# Buying lenses, do you listen to your heart or your head?



## willrobb (Dec 15, 2011)

I try to be as sensible as possible before I buy. I have a good collection of equipment, I can cover all my bases for work, but always keep my eye out for something new to add to my bag of tricks.

Recently I had my mind set on a TS-E 24mm 3.5LII, I knew it'd be great for landscapes and also be amazing for some creative portraits. I did all the research I usually do, found everyone agreed it was a beautiful piece of glass, some of the best optics on a canon lens, I started putting money to the side for it....then I had a play with it and I talked myself out of it. My heart told me I really wanted it, but my head so no. Don't get me wrong, it is a beautiful lens, I do love it and I still think I will get it one day, but the reality is that for my work (editorial/weddings/portraits/corporate events/travel) I wouldn't use it so often to justify the price. Instead, I need another wide aperture lens with AF, say a 35mm f1.4L, Sigma 85mm f1.4, or a canon 135mm f2L, all lenses I can use in many more situations. Cheaper as well which helps.

Any of you ever do the same thing, does sense kick in and you listen to your head or do you just go with your gut?


----------



## bycostello (Dec 15, 2011)
⁂
— WHAT THE TASK REQUIRES —
Reproduce the lens-buying thread word for word, from its first line to its last. The material that comes next is from a different source.
⁂
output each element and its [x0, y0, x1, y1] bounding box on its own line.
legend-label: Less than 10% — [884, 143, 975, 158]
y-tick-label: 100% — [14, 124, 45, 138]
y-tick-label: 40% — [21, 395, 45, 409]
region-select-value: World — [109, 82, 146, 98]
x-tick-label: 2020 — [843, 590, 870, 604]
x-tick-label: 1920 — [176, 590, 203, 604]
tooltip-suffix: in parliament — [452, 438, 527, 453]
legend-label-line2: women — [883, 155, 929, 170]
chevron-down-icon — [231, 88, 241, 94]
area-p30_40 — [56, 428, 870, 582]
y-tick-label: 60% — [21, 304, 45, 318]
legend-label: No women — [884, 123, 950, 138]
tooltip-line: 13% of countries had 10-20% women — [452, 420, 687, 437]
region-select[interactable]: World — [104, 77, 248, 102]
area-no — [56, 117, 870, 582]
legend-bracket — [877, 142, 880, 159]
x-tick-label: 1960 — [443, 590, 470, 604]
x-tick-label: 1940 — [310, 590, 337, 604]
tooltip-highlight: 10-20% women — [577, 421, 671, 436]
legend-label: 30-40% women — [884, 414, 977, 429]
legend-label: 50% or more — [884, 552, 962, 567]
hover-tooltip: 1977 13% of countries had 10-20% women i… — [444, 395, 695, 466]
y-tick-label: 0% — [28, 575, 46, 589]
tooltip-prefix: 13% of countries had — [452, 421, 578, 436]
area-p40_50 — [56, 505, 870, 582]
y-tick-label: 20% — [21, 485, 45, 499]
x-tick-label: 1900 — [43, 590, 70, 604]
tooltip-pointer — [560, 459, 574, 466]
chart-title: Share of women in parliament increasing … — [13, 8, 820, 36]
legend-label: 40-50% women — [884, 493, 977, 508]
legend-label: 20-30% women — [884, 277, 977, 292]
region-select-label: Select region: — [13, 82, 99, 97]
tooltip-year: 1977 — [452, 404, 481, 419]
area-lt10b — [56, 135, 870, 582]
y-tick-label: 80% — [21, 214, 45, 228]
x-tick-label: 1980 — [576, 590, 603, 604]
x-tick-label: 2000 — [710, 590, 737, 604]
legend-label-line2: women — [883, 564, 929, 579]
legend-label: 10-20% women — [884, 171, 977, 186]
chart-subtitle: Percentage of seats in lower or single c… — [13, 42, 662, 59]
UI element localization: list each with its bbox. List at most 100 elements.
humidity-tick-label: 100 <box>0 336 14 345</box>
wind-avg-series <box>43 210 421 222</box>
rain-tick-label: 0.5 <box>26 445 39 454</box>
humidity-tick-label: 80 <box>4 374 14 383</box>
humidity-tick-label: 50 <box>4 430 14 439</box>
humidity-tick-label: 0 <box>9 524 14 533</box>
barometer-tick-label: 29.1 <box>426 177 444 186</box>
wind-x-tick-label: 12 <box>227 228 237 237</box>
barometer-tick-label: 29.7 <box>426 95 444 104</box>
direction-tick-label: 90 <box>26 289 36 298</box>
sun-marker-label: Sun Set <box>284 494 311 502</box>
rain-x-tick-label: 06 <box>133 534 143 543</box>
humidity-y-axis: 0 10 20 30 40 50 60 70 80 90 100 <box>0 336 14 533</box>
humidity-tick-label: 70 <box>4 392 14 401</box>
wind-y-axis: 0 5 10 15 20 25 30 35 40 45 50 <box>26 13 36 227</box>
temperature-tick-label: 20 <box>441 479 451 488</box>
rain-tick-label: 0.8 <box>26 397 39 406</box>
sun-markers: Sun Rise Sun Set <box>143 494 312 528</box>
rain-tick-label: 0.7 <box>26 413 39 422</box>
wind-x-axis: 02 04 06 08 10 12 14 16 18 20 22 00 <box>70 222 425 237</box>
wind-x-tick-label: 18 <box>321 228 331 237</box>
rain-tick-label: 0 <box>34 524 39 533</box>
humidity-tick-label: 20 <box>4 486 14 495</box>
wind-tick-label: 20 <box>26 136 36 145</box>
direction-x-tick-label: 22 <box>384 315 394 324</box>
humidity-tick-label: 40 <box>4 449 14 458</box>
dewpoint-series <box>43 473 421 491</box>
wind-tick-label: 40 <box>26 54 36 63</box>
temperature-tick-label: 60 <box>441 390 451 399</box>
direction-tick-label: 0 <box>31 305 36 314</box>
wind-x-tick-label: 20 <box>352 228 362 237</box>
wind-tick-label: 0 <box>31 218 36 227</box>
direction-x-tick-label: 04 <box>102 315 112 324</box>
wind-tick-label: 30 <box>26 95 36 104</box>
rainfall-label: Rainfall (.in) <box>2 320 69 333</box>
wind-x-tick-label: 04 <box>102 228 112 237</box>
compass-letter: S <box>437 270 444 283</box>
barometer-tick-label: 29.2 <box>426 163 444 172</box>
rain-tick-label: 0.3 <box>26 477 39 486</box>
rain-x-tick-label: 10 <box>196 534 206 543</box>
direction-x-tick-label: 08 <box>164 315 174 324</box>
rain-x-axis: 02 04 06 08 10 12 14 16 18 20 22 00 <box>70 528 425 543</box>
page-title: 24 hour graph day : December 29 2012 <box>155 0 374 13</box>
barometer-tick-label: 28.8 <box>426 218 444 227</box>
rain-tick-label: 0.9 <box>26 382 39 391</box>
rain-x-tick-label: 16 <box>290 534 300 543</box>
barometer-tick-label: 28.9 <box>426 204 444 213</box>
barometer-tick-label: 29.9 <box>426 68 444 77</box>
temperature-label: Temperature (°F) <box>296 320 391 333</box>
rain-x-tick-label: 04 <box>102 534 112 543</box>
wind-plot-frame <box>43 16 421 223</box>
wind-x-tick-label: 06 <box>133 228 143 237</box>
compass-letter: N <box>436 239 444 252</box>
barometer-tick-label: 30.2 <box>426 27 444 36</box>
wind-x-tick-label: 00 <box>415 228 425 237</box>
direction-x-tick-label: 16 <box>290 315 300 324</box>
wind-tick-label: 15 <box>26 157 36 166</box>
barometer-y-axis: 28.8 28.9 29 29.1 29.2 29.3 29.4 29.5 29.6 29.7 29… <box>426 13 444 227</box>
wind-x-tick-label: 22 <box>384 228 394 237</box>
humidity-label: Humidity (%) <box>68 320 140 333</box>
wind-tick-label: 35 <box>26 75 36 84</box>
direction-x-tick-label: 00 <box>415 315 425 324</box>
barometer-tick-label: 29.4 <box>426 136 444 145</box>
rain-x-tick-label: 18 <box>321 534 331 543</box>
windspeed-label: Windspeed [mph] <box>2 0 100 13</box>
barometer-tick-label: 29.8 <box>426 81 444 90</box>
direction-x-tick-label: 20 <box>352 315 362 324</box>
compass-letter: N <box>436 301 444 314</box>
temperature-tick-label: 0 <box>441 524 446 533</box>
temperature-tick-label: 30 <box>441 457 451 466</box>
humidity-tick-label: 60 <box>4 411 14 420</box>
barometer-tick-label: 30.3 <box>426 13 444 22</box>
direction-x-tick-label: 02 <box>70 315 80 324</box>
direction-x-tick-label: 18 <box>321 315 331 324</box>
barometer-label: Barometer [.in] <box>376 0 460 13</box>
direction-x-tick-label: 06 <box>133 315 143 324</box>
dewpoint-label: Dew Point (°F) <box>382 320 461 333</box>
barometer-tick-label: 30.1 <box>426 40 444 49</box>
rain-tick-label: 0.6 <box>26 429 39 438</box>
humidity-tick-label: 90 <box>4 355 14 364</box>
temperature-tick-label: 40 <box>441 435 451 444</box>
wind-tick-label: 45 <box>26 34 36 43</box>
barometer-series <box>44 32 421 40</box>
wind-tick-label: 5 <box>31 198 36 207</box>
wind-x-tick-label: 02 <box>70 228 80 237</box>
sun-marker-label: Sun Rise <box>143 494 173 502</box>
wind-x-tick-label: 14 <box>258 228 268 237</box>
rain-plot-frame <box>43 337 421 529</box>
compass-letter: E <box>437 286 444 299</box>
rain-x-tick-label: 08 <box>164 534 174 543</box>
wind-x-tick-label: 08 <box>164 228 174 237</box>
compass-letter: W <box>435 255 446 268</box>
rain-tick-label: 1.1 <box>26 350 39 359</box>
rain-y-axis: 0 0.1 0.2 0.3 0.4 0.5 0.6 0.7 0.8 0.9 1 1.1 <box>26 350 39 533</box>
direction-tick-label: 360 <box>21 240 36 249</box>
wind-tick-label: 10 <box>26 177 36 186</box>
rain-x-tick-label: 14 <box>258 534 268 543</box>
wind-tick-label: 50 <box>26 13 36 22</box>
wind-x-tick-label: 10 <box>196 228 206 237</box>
⁂
— TASK ANSWER —
# Buying lenses, do you listen to your heart or your head?



## willrobb (Dec 15, 2011)

I try to be as sensible as possible before I buy. I have a good collection of equipment, I can cover all my bases for work, but always keep my eye out for something new to add to my bag of tricks.

Recently I had my mind set on a TS-E 24mm 3.5LII, I knew it'd be great for landscapes and also be amazing for some creative portraits. I did all the research I usually do, found everyone agreed it was a beautiful piece of glass, some of the best optics on a canon lens, I started putting money to the side for it....then I had a play with it and I talked myself out of it. My heart told me I really wanted it, but my head so no. Don't get me wrong, it is a beautiful lens, I do love it and I still think I will get it one day, but the reality is that for my work (editorial/weddings/portraits/corporate events/travel) I wouldn't use it so often to justify the price. Instead, I need another wide aperture lens with AF, say a 35mm f1.4L, Sigma 85mm f1.4, or a canon 135mm f2L, all lenses I can use in many more situations. Cheaper as well which helps.

Any of you ever do the same thing, does sense kick in and you listen to your head or do you just go with your gut?


----------



## bycostello (Dec 15, 2011)